§ What is expected
For each line below that contains the string "спецсчет", copy that line.

§ Data shown

▼

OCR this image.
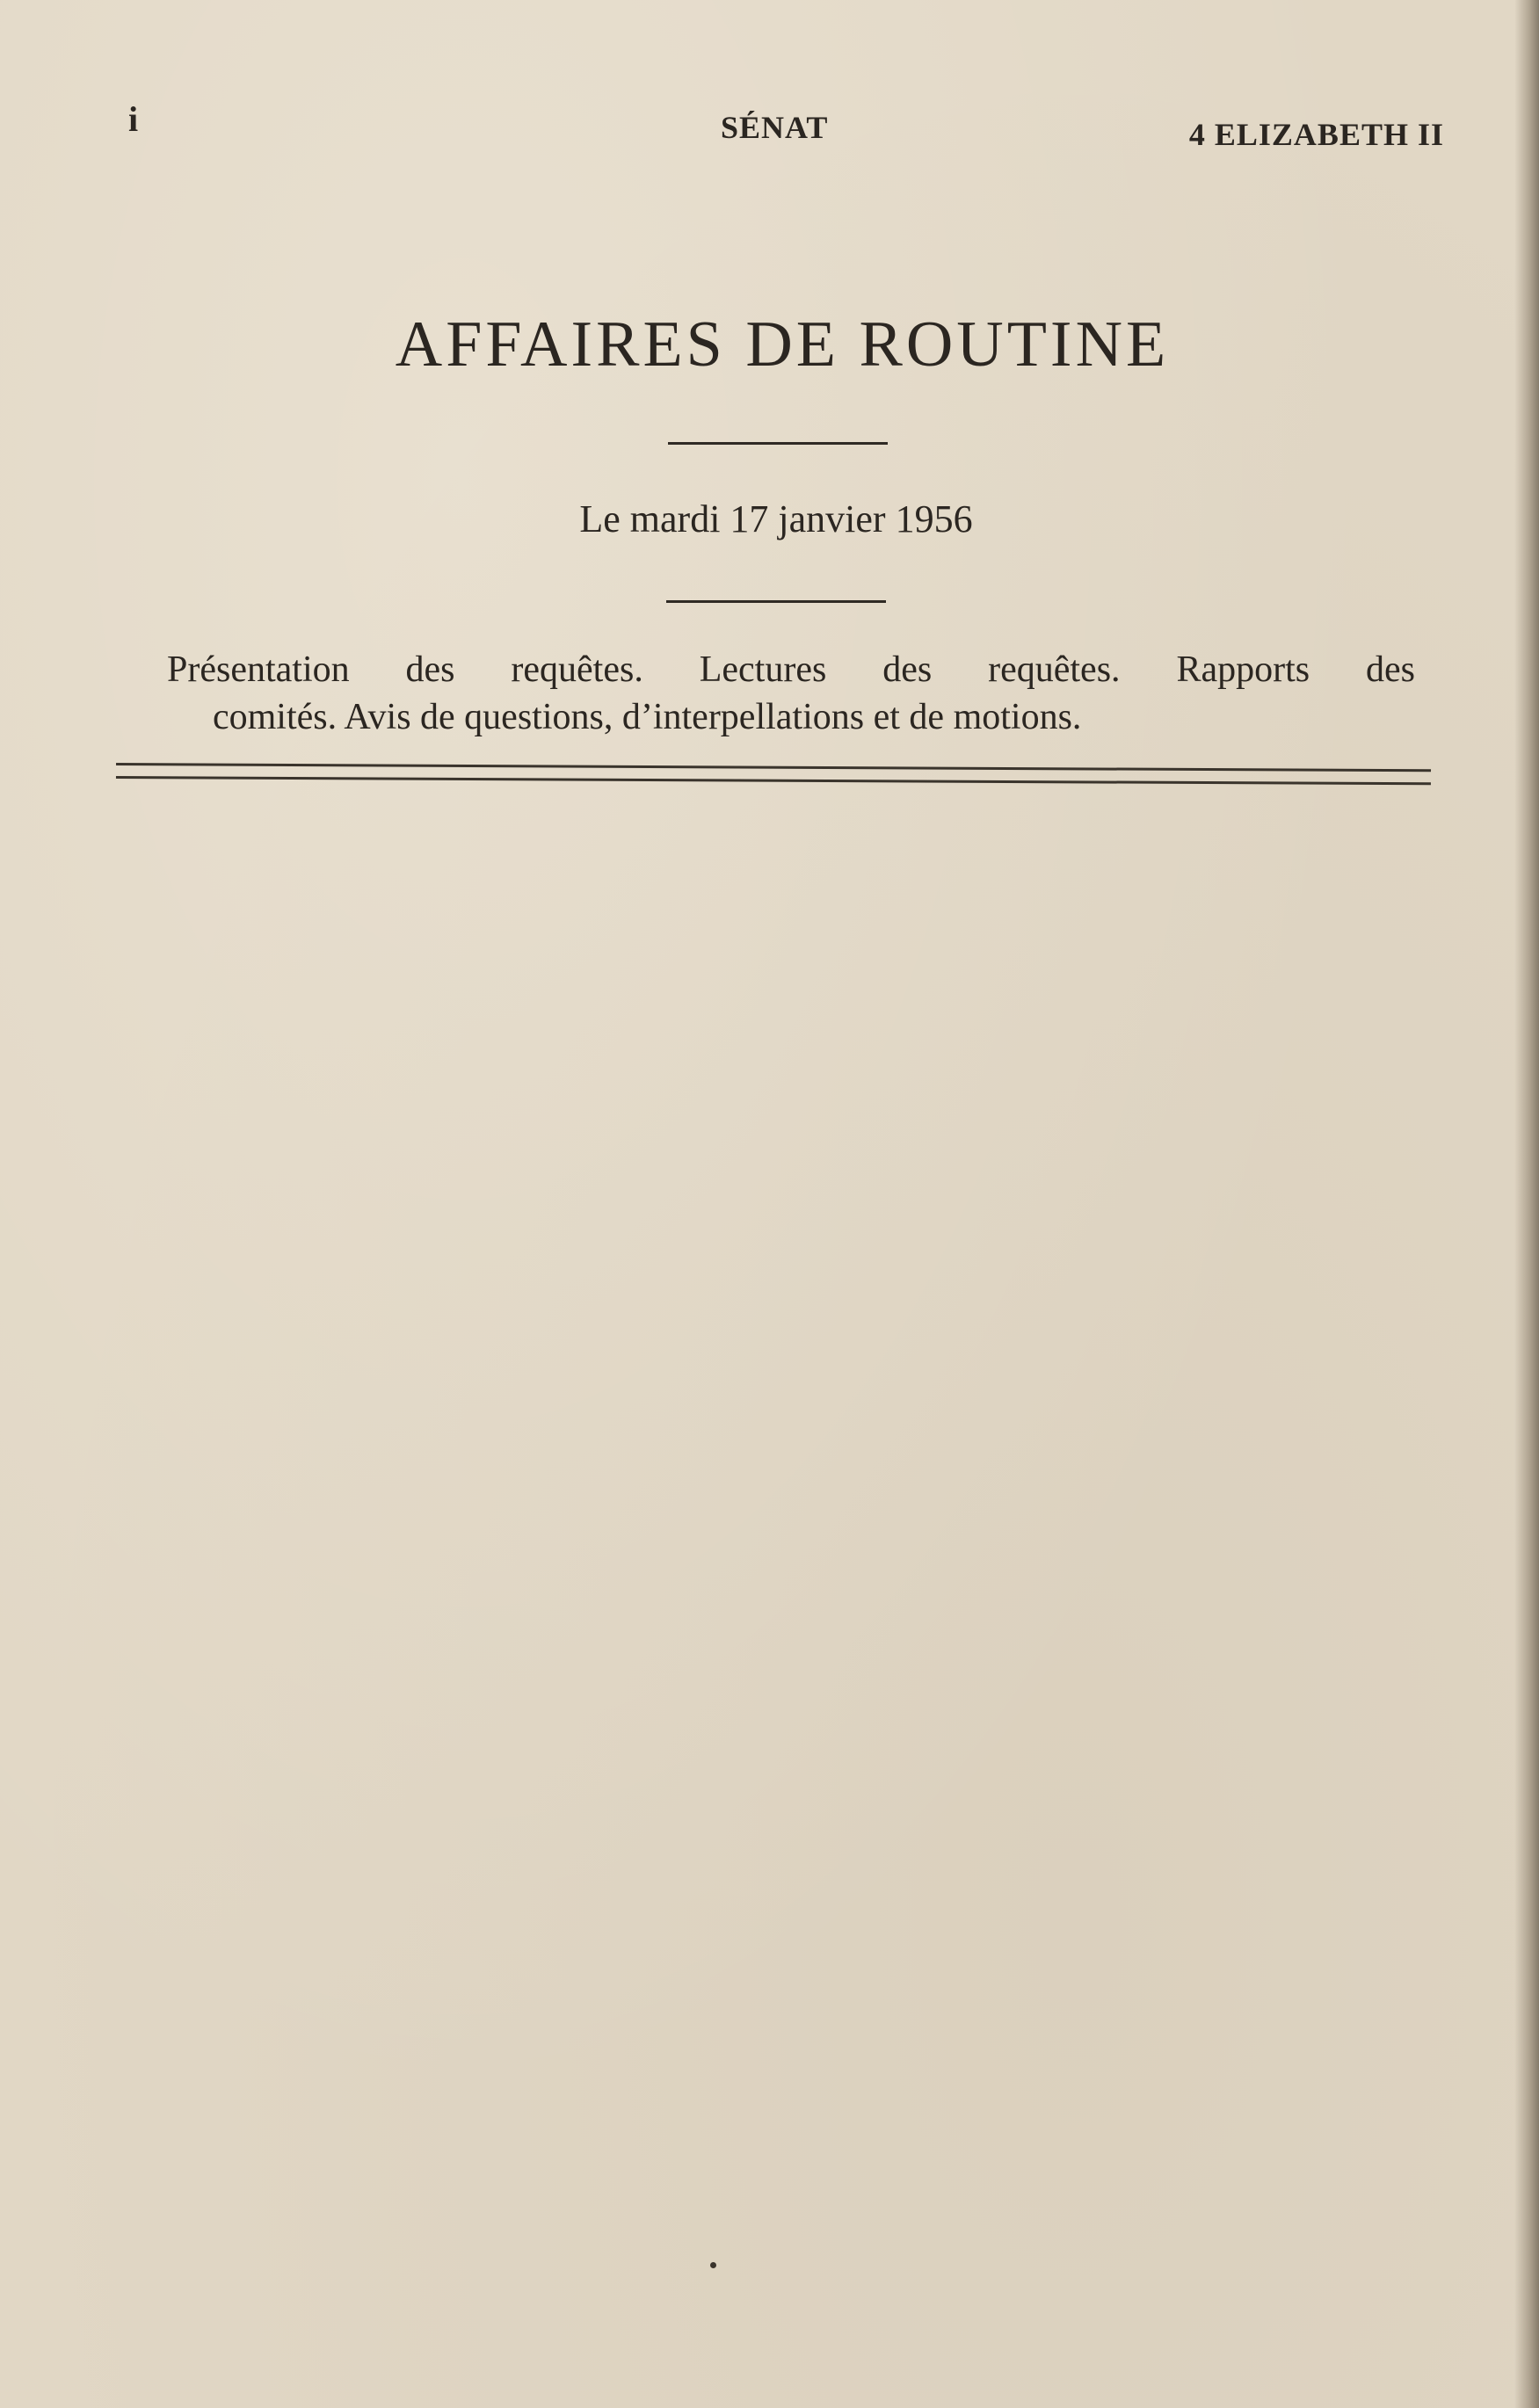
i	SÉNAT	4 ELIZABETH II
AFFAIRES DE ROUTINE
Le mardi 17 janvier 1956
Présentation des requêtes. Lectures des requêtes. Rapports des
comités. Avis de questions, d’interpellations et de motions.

▲
▼

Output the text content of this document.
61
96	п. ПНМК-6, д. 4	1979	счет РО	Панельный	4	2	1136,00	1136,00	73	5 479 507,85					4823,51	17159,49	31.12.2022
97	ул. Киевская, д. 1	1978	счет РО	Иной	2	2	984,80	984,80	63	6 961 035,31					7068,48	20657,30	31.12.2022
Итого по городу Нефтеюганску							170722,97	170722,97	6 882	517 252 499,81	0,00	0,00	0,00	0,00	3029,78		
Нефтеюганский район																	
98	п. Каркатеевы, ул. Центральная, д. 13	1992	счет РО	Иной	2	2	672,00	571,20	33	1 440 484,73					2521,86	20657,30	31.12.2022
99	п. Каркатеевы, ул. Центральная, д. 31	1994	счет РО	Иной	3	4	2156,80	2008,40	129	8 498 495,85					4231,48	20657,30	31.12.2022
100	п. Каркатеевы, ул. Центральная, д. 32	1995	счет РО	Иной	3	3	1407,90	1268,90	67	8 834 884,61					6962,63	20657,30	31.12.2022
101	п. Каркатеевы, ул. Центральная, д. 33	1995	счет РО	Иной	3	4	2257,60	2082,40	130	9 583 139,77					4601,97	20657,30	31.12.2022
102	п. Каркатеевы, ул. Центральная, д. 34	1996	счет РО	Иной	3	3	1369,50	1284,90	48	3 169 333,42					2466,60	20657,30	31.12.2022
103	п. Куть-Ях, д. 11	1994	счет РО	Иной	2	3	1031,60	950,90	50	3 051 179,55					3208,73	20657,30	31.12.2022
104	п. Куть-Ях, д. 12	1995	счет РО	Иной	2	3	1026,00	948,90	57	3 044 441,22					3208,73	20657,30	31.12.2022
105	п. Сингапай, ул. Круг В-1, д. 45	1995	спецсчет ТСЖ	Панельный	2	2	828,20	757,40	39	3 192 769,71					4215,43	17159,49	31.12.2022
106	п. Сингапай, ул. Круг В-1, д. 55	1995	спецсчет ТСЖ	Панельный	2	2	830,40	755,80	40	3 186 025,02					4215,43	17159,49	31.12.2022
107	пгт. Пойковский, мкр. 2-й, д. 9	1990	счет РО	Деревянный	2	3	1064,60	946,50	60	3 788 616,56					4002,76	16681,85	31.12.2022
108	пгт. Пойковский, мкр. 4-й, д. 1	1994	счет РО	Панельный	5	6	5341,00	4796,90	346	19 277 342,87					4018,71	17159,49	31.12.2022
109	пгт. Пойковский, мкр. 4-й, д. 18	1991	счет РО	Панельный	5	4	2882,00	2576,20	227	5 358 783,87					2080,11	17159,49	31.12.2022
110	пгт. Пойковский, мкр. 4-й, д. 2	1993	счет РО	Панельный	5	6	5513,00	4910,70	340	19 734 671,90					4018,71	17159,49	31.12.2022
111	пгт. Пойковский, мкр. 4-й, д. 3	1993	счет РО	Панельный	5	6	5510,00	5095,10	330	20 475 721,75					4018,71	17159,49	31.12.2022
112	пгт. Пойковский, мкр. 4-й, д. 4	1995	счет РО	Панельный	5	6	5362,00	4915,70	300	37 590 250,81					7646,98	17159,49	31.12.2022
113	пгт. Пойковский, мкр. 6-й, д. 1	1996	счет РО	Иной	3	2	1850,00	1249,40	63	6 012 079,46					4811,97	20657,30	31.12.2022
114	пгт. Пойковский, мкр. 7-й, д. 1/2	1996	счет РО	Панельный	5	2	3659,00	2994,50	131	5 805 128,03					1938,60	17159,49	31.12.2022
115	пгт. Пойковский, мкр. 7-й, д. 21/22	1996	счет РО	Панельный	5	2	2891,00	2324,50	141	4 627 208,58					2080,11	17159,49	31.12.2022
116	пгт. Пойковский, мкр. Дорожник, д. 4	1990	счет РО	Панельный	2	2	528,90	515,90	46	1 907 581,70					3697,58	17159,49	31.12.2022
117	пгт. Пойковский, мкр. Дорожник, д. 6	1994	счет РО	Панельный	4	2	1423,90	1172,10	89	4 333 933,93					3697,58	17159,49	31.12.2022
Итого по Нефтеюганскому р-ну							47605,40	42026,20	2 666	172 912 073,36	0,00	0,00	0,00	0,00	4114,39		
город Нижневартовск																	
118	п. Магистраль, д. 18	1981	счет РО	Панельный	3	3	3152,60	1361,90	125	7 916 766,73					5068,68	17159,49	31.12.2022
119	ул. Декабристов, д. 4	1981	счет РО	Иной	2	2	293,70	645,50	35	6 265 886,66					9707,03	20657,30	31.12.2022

▲

§ Worked answer
105	п. Сингапай, ул. Круг В-1, д. 45	1995	спецсчет ТСЖ	Панельный	2	2	828,20	757,40	39	3 192 769,71					4215,43	17159,49	31.12.2022
106	п. Сингапай, ул. Круг В-1, д. 55	1995	спецсчет ТСЖ	Панельный	2	2	830,40	755,80	40	3 186 025,02					4215,43	17159,49	31.12.2022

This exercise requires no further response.